* **Stated goal**:
Output, with no changes, the span of lines that opens with the line containing "Convert this screenshot" and closes with the last line.
━━━ Excerpted records
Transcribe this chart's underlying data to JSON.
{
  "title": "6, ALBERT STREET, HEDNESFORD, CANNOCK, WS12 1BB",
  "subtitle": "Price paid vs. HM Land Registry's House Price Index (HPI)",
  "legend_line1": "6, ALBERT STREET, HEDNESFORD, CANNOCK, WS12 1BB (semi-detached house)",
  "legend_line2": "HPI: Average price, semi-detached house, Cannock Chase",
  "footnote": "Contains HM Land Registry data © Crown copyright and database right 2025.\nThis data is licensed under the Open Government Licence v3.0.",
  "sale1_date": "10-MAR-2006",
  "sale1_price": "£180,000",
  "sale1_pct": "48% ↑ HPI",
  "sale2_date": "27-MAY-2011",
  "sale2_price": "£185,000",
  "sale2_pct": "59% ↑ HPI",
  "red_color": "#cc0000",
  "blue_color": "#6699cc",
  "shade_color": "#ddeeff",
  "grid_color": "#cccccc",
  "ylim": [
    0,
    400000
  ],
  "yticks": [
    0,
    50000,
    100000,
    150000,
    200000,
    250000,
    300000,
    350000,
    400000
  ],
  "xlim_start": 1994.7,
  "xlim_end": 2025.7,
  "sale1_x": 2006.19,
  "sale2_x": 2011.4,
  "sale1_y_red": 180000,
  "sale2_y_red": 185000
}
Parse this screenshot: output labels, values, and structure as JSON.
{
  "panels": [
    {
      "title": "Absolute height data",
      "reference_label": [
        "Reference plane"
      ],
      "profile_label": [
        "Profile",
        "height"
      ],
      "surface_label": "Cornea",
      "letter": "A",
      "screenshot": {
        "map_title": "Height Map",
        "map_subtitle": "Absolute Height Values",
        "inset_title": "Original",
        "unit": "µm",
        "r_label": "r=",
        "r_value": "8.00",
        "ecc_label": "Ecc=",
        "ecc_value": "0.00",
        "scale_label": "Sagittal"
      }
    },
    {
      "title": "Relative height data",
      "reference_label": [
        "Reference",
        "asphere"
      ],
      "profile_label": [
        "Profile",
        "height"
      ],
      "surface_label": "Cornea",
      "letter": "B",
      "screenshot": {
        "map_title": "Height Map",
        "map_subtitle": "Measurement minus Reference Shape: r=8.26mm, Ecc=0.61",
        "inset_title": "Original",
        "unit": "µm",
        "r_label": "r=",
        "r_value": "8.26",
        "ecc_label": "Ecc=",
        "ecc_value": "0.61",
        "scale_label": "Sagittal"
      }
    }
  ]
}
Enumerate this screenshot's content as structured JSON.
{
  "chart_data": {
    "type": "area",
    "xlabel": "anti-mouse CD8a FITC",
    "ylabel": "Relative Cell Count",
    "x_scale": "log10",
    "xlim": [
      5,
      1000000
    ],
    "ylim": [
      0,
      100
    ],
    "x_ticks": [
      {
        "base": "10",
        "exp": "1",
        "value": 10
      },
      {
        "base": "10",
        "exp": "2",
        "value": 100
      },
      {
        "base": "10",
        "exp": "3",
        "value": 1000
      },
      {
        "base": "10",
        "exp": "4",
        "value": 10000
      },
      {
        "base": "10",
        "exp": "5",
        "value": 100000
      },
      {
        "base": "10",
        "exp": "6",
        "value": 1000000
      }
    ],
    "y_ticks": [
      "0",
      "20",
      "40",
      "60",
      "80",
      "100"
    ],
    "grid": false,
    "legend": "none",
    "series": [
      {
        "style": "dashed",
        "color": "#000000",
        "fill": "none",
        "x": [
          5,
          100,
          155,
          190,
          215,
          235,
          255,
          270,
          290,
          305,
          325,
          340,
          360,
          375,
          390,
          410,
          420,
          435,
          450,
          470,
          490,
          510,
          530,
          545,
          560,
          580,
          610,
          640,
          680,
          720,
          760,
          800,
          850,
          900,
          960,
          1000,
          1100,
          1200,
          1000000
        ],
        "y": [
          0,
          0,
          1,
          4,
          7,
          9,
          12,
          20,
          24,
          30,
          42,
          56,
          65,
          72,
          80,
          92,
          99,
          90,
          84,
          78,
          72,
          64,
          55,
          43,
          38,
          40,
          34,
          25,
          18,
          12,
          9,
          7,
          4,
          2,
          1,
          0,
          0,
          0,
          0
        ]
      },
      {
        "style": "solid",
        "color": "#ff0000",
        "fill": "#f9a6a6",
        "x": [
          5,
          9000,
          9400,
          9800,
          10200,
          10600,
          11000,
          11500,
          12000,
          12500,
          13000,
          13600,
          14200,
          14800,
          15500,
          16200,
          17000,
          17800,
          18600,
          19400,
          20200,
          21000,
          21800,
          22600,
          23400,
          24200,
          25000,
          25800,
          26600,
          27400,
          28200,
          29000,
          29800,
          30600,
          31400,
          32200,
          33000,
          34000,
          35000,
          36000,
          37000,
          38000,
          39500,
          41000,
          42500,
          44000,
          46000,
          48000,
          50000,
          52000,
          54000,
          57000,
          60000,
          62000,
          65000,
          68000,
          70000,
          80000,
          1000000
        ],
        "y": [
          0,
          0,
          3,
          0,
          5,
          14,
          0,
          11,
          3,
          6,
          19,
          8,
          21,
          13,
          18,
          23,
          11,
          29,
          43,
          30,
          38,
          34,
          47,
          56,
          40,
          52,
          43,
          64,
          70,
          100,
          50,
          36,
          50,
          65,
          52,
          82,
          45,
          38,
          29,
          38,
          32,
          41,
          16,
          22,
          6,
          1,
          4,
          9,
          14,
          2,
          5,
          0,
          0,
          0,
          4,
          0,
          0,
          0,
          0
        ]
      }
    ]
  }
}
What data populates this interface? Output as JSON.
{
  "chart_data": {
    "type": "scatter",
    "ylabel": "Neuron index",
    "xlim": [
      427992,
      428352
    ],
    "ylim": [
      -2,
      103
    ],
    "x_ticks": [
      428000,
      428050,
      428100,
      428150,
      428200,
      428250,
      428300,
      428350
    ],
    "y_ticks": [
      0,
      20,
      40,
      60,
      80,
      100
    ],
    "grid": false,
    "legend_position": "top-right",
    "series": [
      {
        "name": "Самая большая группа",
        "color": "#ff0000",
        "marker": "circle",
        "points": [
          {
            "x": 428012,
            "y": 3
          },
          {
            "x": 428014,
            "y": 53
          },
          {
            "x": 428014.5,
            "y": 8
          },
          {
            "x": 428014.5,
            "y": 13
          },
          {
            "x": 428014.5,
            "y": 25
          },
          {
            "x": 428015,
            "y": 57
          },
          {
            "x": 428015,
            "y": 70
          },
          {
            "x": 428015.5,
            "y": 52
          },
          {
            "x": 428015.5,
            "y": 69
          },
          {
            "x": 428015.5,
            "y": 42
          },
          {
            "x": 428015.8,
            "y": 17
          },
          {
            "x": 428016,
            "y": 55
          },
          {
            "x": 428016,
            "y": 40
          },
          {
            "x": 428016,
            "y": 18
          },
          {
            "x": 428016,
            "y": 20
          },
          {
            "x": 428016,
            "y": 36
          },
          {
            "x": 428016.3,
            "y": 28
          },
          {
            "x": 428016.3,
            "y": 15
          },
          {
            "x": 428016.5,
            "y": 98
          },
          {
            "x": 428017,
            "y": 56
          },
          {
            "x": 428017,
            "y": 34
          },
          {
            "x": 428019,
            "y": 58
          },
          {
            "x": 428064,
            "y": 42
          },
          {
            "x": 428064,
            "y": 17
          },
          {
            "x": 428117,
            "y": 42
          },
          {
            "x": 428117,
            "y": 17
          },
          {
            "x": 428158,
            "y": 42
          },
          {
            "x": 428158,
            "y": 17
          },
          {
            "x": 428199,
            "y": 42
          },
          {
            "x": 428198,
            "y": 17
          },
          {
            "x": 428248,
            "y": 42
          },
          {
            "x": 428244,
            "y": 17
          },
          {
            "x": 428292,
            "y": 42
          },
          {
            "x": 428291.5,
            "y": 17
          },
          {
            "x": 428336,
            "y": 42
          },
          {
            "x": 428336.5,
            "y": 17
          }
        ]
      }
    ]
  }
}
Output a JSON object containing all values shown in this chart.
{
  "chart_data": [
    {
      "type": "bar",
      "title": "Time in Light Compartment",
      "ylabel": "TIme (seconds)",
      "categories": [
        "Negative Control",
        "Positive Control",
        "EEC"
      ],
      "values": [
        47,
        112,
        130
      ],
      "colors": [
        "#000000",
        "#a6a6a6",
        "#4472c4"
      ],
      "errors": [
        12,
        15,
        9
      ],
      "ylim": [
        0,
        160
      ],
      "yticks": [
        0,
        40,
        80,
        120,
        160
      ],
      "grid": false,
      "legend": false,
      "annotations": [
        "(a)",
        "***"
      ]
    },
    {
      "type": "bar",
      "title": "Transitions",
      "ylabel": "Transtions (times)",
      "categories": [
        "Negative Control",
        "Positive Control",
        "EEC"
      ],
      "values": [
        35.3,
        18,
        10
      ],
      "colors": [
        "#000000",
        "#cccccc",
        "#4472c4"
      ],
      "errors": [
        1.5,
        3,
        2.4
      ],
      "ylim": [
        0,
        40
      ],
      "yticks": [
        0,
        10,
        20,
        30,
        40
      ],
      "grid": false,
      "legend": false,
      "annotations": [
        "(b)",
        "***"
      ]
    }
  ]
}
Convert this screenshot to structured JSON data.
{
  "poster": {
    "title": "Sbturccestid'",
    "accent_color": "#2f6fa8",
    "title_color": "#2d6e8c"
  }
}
━━━━━━
* **Expected output**:
Convert this screenshot to structured JSON data.
{
  "poster": {
    "title": "Sbturccestid'",
    "accent_color": "#2f6fa8",
    "title_color": "#2d6e8c"
  }
}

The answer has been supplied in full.